### [WHAT YOU HAVE TO DO]
Drop all images and give the records again exactly.

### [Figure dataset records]
..............................
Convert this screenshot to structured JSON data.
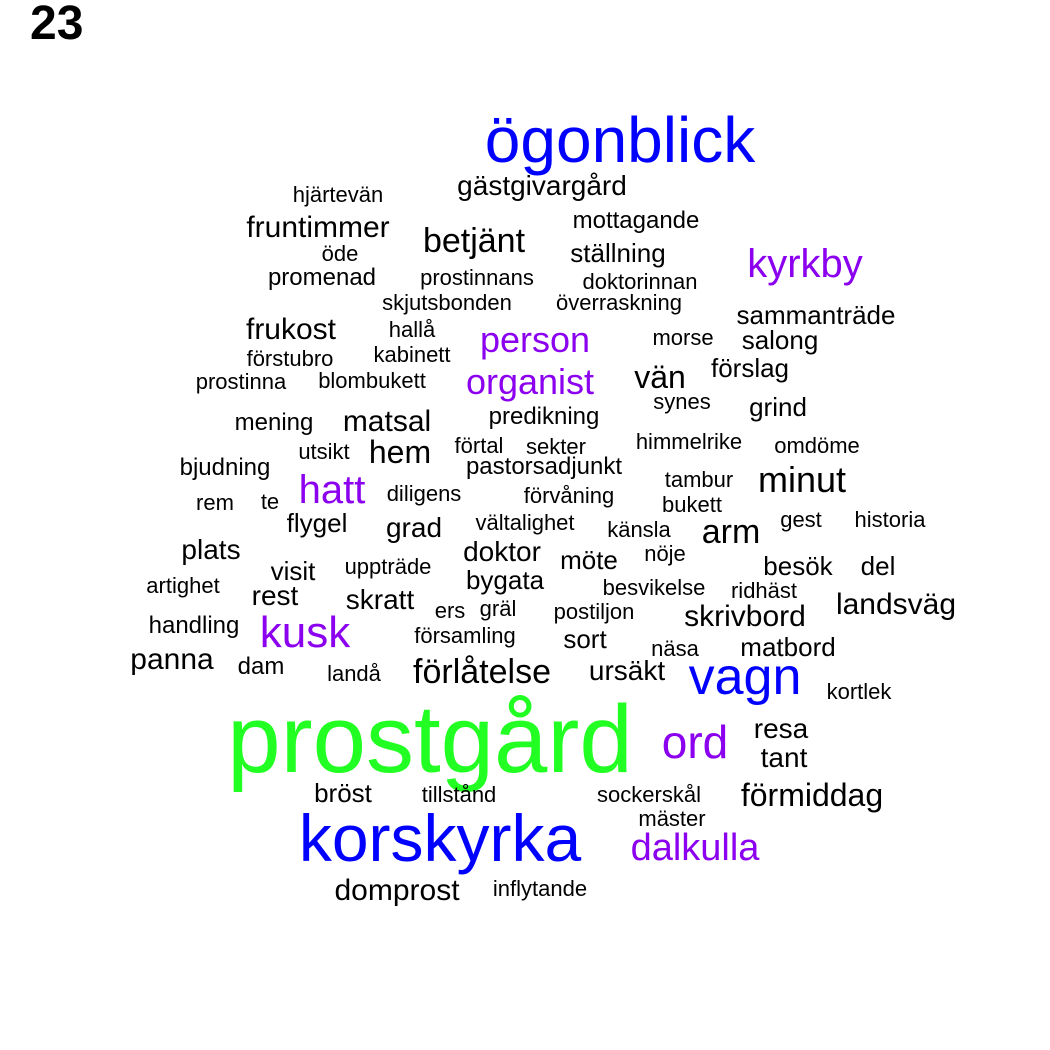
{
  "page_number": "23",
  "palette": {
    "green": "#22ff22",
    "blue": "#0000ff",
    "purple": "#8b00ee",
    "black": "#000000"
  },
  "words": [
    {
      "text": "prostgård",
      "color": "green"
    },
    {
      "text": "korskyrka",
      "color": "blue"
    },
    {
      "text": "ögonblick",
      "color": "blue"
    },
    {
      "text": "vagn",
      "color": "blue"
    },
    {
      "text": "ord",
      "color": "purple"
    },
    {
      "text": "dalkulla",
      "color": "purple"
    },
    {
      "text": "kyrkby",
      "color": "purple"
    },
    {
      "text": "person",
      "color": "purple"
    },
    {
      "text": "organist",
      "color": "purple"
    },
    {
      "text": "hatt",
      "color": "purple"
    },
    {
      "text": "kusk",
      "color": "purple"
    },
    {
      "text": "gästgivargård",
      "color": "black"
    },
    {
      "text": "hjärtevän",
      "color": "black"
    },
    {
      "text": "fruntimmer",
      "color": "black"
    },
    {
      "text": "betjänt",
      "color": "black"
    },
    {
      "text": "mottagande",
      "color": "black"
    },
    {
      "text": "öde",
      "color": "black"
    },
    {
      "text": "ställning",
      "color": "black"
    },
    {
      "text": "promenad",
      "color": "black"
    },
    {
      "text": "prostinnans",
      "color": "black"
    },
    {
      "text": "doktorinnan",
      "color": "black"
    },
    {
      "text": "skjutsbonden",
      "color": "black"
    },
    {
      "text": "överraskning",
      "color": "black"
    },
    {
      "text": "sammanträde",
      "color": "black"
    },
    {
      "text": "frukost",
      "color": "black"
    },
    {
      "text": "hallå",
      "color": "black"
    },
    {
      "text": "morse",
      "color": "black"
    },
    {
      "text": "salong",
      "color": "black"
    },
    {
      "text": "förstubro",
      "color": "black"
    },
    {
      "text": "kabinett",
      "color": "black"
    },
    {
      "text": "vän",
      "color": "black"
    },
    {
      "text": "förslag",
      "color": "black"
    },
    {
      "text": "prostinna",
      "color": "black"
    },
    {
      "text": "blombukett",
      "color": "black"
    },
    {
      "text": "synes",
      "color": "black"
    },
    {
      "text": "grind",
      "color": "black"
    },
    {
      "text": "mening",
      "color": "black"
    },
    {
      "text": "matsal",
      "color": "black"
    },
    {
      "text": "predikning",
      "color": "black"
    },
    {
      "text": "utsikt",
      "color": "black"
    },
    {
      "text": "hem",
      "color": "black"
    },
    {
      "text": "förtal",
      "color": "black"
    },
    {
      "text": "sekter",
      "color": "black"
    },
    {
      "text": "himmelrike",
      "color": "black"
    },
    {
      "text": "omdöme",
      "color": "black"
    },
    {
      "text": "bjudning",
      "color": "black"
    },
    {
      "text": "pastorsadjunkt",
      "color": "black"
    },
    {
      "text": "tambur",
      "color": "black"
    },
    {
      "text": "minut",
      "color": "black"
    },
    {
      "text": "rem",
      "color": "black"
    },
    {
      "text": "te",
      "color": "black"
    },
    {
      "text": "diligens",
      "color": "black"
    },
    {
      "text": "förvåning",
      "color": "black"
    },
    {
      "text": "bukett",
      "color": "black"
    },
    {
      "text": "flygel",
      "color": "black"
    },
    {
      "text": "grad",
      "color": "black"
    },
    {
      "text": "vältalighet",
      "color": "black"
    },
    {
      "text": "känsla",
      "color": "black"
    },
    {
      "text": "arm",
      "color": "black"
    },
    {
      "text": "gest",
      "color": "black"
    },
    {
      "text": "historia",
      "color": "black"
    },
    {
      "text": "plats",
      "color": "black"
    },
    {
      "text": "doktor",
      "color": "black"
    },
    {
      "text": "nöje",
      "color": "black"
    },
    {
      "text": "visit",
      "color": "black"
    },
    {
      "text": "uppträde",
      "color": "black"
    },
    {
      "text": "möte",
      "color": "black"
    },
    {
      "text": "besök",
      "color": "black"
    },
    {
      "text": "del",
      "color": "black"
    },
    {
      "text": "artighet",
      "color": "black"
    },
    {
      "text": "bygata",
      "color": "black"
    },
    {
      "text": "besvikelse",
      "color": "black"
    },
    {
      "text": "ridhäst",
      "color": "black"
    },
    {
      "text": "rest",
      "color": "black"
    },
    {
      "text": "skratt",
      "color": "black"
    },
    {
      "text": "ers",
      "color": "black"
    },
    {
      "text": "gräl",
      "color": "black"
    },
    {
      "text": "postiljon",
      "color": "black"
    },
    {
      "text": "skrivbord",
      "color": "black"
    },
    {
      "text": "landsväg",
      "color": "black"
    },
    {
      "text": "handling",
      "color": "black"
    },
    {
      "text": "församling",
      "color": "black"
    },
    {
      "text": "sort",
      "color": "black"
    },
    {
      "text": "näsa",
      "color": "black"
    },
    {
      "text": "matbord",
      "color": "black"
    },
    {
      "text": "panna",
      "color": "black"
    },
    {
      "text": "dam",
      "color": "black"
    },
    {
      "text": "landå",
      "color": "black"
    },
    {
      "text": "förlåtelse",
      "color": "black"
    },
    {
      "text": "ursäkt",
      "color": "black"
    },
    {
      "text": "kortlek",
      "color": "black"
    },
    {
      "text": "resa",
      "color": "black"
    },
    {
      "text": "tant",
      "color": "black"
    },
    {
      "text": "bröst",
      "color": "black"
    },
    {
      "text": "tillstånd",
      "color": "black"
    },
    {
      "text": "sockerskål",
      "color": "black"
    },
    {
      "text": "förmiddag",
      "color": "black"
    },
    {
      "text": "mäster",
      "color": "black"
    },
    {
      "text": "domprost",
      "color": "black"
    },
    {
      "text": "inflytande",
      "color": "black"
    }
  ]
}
..............................
### [OUTPUT BELOW]
Convert this screenshot to structured JSON data.
{
  "page_number": "23",
  "palette": {
    "green": "#22ff22",
    "blue": "#0000ff",
    "purple": "#8b00ee",
    "black": "#000000"
  },
  "words": [
    {
      "text": "prostgård",
      "color": "green"
    },
    {
      "text": "korskyrka",
      "color": "blue"
    },
    {
      "text": "ögonblick",
      "color": "blue"
    },
    {
      "text": "vagn",
      "color": "blue"
    },
    {
      "text": "ord",
      "color": "purple"
    },
    {
      "text": "dalkulla",
      "color": "purple"
    },
    {
      "text": "kyrkby",
      "color": "purple"
    },
    {
      "text": "person",
      "color": "purple"
    },
    {
      "text": "organist",
      "color": "purple"
    },
    {
      "text": "hatt",
      "color": "purple"
    },
    {
      "text": "kusk",
      "color": "purple"
    },
    {
      "text": "gästgivargård",
      "color": "black"
    },
    {
      "text": "hjärtevän",
      "color": "black"
    },
    {
      "text": "fruntimmer",
      "color": "black"
    },
    {
      "text": "betjänt",
      "color": "black"
    },
    {
      "text": "mottagande",
      "color": "black"
    },
    {
      "text": "öde",
      "color": "black"
    },
    {
      "text": "ställning",
      "color": "black"
    },
    {
      "text": "promenad",
      "color": "black"
    },
    {
      "text": "prostinnans",
      "color": "black"
    },
    {
      "text": "doktorinnan",
      "color": "black"
    },
    {
      "text": "skjutsbonden",
      "color": "black"
    },
    {
      "text": "överraskning",
      "color": "black"
    },
    {
      "text": "sammanträde",
      "color": "black"
    },
    {
      "text": "frukost",
      "color": "black"
    },
    {
      "text": "hallå",
      "color": "black"
    },
    {
      "text": "morse",
      "color": "black"
    },
    {
      "text": "salong",
      "color": "black"
    },
    {
      "text": "förstubro",
      "color": "black"
    },
    {
      "text": "kabinett",
      "color": "black"
    },
    {
      "text": "vän",
      "color": "black"
    },
    {
      "text": "förslag",
      "color": "black"
    },
    {
      "text": "prostinna",
      "color": "black"
    },
    {
      "text": "blombukett",
      "color": "black"
    },
    {
      "text": "synes",
      "color": "black"
    },
    {
      "text": "grind",
      "color": "black"
    },
    {
      "text": "mening",
      "color": "black"
    },
    {
      "text": "matsal",
      "color": "black"
    },
    {
      "text": "predikning",
      "color": "black"
    },
    {
      "text": "utsikt",
      "color": "black"
    },
    {
      "text": "hem",
      "color": "black"
    },
    {
      "text": "förtal",
      "color": "black"
    },
    {
      "text": "sekter",
      "color": "black"
    },
    {
      "text": "himmelrike",
      "color": "black"
    },
    {
      "text": "omdöme",
      "color": "black"
    },
    {
      "text": "bjudning",
      "color": "black"
    },
    {
      "text": "pastorsadjunkt",
      "color": "black"
    },
    {
      "text": "tambur",
      "color": "black"
    },
    {
      "text": "minut",
      "color": "black"
    },
    {
      "text": "rem",
      "color": "black"
    },
    {
      "text": "te",
      "color": "black"
    },
    {
      "text": "diligens",
      "color": "black"
    },
    {
      "text": "förvåning",
      "color": "black"
    },
    {
      "text": "bukett",
      "color": "black"
    },
    {
      "text": "flygel",
      "color": "black"
    },
    {
      "text": "grad",
      "color": "black"
    },
    {
      "text": "vältalighet",
      "color": "black"
    },
    {
      "text": "känsla",
      "color": "black"
    },
    {
      "text": "arm",
      "color": "black"
    },
    {
      "text": "gest",
      "color": "black"
    },
    {
      "text": "historia",
      "color": "black"
    },
    {
      "text": "plats",
      "color": "black"
    },
    {
      "text": "doktor",
      "color": "black"
    },
    {
      "text": "nöje",
      "color": "black"
    },
    {
      "text": "visit",
      "color": "black"
    },
    {
      "text": "uppträde",
      "color": "black"
    },
    {
      "text": "möte",
      "color": "black"
    },
    {
      "text": "besök",
      "color": "black"
    },
    {
      "text": "del",
      "color": "black"
    },
    {
      "text": "artighet",
      "color": "black"
    },
    {
      "text": "bygata",
      "color": "black"
    },
    {
      "text": "besvikelse",
      "color": "black"
    },
    {
      "text": "ridhäst",
      "color": "black"
    },
    {
      "text": "rest",
      "color": "black"
    },
    {
      "text": "skratt",
      "color": "black"
    },
    {
      "text": "ers",
      "color": "black"
    },
    {
      "text": "gräl",
      "color": "black"
    },
    {
      "text": "postiljon",
      "color": "black"
    },
    {
      "text": "skrivbord",
      "color": "black"
    },
    {
      "text": "landsväg",
      "color": "black"
    },
    {
      "text": "handling",
      "color": "black"
    },
    {
      "text": "församling",
      "color": "black"
    },
    {
      "text": "sort",
      "color": "black"
    },
    {
      "text": "näsa",
      "color": "black"
    },
    {
      "text": "matbord",
      "color": "black"
    },
    {
      "text": "panna",
      "color": "black"
    },
    {
      "text": "dam",
      "color": "black"
    },
    {
      "text": "landå",
      "color": "black"
    },
    {
      "text": "förlåtelse",
      "color": "black"
    },
    {
      "text": "ursäkt",
      "color": "black"
    },
    {
      "text": "kortlek",
      "color": "black"
    },
    {
      "text": "resa",
      "color": "black"
    },
    {
      "text": "tant",
      "color": "black"
    },
    {
      "text": "bröst",
      "color": "black"
    },
    {
      "text": "tillstånd",
      "color": "black"
    },
    {
      "text": "sockerskål",
      "color": "black"
    },
    {
      "text": "förmiddag",
      "color": "black"
    },
    {
      "text": "mäster",
      "color": "black"
    },
    {
      "text": "domprost",
      "color": "black"
    },
    {
      "text": "inflytande",
      "color": "black"
    }
  ]
}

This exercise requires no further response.